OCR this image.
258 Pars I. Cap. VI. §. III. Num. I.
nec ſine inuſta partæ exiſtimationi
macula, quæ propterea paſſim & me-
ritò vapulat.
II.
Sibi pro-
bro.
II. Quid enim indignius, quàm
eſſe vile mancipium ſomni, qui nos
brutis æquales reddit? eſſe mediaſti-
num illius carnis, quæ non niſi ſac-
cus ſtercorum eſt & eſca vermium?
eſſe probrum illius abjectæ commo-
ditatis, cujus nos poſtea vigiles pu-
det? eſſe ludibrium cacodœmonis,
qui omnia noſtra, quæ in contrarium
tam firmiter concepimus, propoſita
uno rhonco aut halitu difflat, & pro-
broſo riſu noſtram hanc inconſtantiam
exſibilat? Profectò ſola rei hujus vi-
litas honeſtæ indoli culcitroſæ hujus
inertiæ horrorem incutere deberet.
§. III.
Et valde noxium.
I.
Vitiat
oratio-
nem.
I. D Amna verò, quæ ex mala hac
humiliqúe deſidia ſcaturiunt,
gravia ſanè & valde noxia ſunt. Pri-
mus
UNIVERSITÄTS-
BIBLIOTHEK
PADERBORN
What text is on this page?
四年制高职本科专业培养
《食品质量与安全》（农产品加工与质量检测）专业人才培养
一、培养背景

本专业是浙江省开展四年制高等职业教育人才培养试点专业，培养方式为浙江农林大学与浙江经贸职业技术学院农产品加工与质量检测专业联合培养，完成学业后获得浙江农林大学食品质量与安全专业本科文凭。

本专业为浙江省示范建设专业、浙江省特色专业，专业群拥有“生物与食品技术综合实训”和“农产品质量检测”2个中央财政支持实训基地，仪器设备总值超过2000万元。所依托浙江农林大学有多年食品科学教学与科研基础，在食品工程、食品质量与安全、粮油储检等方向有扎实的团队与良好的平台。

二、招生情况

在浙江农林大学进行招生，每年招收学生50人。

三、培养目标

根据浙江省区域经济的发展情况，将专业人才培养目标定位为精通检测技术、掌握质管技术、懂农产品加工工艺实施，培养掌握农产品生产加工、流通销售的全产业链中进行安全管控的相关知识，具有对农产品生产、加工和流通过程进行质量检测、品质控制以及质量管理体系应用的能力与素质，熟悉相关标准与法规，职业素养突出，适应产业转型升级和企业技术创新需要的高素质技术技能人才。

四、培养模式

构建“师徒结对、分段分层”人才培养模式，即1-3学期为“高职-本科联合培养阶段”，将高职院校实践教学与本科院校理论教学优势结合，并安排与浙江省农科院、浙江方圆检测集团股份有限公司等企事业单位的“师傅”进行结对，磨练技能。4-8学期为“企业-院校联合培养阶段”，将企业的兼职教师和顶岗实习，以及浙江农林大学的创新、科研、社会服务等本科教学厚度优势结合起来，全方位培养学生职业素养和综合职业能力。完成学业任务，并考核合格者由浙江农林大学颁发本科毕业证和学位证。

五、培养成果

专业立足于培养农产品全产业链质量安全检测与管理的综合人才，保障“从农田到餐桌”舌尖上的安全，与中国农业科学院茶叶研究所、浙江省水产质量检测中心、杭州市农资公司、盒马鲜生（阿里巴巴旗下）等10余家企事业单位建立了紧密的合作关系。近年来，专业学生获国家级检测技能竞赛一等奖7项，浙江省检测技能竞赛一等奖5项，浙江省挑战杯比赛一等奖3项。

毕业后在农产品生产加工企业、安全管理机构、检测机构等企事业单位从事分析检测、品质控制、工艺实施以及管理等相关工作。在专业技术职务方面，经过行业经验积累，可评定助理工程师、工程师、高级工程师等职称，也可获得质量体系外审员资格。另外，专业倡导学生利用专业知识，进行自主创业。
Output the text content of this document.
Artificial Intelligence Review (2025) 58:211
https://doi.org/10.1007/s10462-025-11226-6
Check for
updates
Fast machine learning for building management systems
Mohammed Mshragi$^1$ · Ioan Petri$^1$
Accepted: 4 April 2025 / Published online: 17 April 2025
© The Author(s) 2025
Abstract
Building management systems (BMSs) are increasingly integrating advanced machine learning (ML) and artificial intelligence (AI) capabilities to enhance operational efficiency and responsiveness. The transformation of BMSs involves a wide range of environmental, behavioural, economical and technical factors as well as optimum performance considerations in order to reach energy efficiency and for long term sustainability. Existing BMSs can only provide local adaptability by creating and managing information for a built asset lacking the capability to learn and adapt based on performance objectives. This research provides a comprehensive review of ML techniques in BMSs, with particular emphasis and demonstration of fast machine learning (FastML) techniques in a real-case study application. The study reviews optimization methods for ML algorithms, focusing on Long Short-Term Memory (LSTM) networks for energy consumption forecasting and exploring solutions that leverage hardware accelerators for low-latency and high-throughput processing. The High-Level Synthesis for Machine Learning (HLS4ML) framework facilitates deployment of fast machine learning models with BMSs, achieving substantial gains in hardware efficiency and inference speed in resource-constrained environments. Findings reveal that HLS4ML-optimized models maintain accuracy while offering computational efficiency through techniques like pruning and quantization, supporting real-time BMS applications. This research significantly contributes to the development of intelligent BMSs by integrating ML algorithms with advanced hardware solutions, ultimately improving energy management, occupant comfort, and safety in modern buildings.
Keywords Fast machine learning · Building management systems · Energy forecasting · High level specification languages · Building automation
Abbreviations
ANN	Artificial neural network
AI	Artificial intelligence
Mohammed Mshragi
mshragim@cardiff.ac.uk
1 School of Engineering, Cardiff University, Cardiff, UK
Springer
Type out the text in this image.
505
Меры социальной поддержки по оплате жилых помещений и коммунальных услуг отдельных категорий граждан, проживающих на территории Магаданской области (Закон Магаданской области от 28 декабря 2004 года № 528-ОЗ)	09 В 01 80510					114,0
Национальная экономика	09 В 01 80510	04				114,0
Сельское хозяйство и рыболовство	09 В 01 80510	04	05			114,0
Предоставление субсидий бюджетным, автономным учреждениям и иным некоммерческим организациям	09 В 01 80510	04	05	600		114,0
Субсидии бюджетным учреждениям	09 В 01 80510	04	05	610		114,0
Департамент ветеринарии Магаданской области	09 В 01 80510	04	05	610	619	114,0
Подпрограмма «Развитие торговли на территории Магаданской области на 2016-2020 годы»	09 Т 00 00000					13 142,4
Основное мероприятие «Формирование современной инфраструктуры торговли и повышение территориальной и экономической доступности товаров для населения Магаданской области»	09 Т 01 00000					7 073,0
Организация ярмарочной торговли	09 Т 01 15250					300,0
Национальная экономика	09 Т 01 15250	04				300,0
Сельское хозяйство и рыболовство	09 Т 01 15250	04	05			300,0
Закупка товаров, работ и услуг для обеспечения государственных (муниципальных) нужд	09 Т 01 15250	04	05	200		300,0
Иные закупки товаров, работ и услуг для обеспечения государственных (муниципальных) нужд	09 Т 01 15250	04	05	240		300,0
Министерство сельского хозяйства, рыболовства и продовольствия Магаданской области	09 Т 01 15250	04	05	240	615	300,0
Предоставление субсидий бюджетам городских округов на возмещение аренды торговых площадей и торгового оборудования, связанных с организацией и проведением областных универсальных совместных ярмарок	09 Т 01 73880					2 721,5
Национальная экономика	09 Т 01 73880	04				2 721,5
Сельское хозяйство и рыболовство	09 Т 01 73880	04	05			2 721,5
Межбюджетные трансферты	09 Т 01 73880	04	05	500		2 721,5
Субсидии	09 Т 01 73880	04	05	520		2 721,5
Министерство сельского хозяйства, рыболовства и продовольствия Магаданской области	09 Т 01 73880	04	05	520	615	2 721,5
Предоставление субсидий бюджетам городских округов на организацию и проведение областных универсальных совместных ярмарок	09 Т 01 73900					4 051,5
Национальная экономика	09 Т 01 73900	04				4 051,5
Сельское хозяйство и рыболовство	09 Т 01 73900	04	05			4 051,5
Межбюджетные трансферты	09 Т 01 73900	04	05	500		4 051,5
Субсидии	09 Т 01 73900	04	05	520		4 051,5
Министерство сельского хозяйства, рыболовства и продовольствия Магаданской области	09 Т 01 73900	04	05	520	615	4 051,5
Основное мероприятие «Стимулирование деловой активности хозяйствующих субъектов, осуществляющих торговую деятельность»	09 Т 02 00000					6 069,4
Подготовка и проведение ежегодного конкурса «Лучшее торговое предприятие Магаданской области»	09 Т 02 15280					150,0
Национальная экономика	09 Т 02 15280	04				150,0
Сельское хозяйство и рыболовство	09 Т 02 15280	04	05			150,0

*What is asked*: State how many lines above include the word "трансферты", and nothing more.

*The response*: 2